The request: Search the material below for the word "Book" and copy every line in which it occurs.

Dataset records:
▽

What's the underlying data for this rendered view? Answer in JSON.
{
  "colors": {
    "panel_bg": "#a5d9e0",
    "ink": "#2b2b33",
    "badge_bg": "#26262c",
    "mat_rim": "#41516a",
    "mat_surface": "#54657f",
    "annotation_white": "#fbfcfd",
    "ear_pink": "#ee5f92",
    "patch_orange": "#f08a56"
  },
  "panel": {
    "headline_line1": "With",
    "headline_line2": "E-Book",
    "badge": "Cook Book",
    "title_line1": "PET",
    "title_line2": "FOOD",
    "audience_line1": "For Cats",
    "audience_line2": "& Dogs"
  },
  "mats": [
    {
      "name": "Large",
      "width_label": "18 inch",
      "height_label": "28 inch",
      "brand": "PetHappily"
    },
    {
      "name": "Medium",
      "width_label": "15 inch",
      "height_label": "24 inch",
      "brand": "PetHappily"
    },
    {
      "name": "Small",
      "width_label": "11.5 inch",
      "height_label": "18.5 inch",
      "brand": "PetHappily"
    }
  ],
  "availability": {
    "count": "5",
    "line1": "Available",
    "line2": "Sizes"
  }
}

△

Reply:
    "headline_line2": "E-Book",
    "badge": "Cook Book",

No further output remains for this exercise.